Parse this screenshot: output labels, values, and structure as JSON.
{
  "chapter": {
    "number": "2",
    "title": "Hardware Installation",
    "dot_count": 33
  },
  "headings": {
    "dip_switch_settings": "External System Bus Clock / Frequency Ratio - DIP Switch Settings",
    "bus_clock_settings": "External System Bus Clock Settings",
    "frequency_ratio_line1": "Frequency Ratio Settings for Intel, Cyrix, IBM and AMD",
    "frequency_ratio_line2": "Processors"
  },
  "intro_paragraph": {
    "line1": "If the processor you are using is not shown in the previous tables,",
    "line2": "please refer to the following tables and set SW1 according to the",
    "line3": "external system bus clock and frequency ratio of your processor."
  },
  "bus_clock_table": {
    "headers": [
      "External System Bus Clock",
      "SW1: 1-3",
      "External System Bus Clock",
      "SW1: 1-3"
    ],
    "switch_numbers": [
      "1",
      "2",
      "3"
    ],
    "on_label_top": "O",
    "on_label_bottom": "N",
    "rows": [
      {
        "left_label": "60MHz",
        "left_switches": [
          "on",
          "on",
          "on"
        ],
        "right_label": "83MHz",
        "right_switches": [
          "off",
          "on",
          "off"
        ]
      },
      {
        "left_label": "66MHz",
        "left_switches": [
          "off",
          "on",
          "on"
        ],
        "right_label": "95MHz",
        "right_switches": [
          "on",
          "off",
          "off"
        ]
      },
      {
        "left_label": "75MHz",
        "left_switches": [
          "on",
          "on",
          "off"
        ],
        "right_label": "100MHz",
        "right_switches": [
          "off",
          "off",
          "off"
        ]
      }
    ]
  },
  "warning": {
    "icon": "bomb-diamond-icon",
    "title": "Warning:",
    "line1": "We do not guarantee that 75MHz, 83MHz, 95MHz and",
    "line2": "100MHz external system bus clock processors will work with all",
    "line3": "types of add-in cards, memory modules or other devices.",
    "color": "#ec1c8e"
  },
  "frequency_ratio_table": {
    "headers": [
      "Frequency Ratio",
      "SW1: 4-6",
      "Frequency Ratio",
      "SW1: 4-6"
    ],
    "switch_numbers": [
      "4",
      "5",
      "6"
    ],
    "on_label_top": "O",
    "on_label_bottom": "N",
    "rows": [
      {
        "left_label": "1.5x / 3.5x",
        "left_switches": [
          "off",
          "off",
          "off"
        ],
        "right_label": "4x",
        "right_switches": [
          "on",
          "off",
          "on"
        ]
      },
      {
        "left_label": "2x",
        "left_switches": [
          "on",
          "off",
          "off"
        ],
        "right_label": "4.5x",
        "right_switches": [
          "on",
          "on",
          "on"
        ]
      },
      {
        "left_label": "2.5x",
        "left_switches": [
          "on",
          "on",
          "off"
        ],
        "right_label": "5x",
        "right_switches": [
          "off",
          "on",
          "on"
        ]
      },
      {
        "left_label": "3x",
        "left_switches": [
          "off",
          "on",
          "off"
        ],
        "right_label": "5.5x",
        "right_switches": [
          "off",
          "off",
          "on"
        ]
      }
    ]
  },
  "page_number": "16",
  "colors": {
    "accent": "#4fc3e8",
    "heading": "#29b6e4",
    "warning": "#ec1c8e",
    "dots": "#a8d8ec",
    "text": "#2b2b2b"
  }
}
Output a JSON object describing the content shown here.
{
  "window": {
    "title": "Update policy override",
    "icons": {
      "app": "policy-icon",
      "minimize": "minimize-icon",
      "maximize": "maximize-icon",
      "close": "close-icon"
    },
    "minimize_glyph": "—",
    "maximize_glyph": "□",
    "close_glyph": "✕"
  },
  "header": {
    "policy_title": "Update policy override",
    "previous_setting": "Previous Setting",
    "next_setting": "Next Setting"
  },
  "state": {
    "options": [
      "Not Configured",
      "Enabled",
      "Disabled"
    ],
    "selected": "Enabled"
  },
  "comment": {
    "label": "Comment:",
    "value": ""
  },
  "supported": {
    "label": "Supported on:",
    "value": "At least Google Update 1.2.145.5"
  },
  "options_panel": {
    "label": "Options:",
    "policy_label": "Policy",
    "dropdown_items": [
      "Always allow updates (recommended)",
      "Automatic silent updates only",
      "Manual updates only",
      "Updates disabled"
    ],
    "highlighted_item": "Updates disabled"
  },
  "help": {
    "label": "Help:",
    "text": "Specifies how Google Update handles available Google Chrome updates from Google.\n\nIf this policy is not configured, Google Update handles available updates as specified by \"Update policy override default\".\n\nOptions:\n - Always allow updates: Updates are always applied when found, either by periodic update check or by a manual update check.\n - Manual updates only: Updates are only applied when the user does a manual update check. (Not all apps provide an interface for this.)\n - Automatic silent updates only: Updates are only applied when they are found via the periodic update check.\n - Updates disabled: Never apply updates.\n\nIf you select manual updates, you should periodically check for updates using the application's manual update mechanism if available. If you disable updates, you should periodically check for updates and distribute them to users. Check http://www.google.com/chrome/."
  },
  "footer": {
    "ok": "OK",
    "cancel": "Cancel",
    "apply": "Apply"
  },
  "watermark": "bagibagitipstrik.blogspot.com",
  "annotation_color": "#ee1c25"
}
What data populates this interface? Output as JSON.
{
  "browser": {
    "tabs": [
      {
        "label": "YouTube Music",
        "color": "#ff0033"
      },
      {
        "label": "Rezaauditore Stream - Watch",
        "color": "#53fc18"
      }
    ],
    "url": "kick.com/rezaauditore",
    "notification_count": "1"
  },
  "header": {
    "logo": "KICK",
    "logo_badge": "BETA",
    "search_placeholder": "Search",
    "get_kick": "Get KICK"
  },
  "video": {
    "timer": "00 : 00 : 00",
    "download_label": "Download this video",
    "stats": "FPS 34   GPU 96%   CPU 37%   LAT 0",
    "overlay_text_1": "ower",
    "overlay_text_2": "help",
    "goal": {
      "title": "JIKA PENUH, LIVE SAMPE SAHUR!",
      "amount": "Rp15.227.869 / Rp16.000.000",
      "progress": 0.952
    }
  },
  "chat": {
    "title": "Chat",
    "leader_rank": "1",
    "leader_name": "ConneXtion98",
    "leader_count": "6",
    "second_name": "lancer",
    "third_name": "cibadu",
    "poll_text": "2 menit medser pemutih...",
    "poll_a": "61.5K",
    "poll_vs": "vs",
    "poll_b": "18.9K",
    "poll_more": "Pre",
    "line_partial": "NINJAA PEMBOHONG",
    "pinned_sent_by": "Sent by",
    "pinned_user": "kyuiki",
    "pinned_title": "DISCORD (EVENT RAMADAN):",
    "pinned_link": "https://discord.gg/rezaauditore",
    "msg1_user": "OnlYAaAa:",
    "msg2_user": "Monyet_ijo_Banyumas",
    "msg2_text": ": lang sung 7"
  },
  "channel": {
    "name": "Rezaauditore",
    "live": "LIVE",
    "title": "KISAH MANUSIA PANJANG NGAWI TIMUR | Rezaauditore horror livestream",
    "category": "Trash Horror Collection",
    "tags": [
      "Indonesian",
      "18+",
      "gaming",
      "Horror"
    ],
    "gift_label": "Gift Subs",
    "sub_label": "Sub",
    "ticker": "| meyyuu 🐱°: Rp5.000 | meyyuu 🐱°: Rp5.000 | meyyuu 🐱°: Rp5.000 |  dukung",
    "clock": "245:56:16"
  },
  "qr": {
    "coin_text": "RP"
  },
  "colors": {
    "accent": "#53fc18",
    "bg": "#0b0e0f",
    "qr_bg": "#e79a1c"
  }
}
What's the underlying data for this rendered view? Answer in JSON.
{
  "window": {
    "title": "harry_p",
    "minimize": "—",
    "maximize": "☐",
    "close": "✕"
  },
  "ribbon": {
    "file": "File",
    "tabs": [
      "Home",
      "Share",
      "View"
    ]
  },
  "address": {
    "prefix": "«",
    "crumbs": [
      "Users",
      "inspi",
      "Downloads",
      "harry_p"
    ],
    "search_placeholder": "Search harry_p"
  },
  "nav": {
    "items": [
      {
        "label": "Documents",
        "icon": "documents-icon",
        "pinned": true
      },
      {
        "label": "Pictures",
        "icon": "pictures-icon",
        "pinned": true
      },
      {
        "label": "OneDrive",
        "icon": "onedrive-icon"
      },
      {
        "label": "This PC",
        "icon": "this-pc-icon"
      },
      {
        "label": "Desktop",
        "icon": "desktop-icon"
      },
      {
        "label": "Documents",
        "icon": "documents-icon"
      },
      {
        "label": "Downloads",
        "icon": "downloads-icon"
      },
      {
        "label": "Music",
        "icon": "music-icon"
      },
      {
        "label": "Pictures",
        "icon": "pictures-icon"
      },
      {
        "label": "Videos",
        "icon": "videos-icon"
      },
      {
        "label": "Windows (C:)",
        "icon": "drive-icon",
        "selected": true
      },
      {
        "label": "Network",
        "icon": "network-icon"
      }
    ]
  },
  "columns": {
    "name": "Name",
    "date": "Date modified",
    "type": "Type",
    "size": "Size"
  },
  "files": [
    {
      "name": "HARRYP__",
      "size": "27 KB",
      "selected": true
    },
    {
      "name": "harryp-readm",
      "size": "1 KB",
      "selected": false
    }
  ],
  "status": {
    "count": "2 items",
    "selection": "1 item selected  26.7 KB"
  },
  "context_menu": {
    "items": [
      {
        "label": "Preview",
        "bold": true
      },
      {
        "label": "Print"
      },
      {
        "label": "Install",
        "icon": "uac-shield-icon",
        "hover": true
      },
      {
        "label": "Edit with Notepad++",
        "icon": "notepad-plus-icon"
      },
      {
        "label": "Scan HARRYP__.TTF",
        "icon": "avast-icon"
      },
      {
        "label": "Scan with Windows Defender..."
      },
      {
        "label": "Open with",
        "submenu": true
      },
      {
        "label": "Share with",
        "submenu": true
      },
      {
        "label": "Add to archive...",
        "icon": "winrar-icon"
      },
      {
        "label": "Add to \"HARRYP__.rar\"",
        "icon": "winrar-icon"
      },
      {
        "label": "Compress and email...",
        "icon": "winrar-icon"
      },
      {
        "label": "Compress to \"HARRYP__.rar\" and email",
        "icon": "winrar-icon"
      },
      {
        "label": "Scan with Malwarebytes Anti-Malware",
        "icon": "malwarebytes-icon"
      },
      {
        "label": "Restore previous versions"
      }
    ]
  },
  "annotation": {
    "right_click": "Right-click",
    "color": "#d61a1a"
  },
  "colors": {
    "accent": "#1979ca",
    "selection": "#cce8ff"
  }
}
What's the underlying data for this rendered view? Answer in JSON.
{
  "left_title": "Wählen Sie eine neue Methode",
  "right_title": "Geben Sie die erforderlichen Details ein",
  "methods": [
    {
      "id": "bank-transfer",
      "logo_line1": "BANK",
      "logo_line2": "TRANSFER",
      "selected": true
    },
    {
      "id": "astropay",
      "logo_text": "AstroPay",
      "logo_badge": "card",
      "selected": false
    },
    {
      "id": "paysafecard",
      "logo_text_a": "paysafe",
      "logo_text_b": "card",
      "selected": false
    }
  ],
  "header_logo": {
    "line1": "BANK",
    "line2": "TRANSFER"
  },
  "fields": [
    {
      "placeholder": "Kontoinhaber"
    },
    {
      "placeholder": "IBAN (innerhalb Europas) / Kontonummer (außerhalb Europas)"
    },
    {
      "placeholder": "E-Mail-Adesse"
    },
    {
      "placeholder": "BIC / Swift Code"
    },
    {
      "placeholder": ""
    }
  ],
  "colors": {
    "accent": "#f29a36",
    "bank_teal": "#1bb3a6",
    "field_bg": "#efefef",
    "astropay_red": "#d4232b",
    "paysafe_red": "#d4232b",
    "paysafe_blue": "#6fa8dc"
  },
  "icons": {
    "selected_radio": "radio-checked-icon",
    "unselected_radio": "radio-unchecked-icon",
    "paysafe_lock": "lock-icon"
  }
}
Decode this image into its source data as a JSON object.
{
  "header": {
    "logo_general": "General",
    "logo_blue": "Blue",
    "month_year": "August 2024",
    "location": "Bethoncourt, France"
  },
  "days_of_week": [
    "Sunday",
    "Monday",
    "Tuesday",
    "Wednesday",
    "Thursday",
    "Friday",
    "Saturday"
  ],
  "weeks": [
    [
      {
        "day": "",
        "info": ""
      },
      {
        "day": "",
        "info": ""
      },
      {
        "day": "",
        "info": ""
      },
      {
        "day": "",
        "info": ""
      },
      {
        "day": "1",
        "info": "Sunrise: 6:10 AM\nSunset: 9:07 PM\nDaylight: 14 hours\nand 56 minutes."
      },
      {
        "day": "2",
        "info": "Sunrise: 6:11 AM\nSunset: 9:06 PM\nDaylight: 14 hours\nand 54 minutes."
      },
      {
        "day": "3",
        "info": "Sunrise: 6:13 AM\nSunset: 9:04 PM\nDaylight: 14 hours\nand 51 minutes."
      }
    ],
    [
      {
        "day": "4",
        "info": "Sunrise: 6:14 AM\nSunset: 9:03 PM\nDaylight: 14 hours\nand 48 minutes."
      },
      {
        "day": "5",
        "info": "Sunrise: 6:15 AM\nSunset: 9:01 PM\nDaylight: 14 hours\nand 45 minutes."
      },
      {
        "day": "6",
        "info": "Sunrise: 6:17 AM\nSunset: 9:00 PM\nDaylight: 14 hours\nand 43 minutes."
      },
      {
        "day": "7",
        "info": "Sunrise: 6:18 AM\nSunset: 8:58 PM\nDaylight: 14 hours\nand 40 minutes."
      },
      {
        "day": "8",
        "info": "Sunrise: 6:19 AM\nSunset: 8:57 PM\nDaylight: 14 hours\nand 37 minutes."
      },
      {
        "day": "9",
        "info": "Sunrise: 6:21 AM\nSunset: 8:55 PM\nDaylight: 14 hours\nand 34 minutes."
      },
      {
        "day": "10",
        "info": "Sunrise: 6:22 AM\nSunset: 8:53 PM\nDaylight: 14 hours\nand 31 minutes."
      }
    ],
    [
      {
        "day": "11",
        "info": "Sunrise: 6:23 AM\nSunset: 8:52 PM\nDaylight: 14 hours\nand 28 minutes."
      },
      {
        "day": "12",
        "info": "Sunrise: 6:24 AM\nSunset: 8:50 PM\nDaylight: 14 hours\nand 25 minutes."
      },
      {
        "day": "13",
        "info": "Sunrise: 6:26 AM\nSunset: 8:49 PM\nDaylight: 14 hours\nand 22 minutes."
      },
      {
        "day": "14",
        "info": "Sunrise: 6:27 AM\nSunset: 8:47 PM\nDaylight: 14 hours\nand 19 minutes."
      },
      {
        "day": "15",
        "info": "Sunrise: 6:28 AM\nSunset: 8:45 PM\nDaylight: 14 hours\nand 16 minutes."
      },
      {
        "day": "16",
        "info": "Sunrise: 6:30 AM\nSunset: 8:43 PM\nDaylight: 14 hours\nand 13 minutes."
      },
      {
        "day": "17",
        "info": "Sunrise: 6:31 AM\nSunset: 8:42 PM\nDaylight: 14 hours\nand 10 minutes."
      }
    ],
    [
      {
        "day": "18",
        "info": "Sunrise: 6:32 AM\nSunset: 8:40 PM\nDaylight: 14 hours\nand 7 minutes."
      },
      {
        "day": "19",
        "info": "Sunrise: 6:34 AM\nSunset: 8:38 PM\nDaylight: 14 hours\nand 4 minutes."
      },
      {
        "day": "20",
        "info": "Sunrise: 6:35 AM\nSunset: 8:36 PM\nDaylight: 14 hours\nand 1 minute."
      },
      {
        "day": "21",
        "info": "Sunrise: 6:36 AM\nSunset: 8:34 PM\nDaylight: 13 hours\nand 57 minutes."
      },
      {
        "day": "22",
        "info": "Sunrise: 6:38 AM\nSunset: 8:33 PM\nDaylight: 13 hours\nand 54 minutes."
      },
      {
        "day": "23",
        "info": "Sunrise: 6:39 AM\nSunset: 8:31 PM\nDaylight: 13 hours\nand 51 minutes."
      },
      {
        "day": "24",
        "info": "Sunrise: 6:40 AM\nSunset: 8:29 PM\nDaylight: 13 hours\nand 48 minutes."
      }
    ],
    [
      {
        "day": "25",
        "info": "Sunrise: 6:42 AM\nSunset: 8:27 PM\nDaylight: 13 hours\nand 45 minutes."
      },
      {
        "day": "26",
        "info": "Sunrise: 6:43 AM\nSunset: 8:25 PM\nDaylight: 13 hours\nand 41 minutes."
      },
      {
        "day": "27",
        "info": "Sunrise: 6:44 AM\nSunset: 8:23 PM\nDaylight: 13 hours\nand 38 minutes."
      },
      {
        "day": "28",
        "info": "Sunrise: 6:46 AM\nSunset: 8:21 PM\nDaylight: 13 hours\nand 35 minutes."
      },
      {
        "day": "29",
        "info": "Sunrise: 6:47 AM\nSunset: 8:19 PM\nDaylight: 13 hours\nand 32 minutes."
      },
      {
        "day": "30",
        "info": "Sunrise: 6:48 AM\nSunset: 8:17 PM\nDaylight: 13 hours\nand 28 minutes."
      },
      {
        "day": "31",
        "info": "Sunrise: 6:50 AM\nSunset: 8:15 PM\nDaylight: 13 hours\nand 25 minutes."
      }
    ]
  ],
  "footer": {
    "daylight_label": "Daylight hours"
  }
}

### WHAT IS REQUIRED
From the listing above, copy out each line where the word "accent" appears.

### WRITTEN RESPONSE
    "accent": "#4fc3e8",
    "accent": "#53fc18",
    "accent": "#1979ca",
    "accent": "#f29a36",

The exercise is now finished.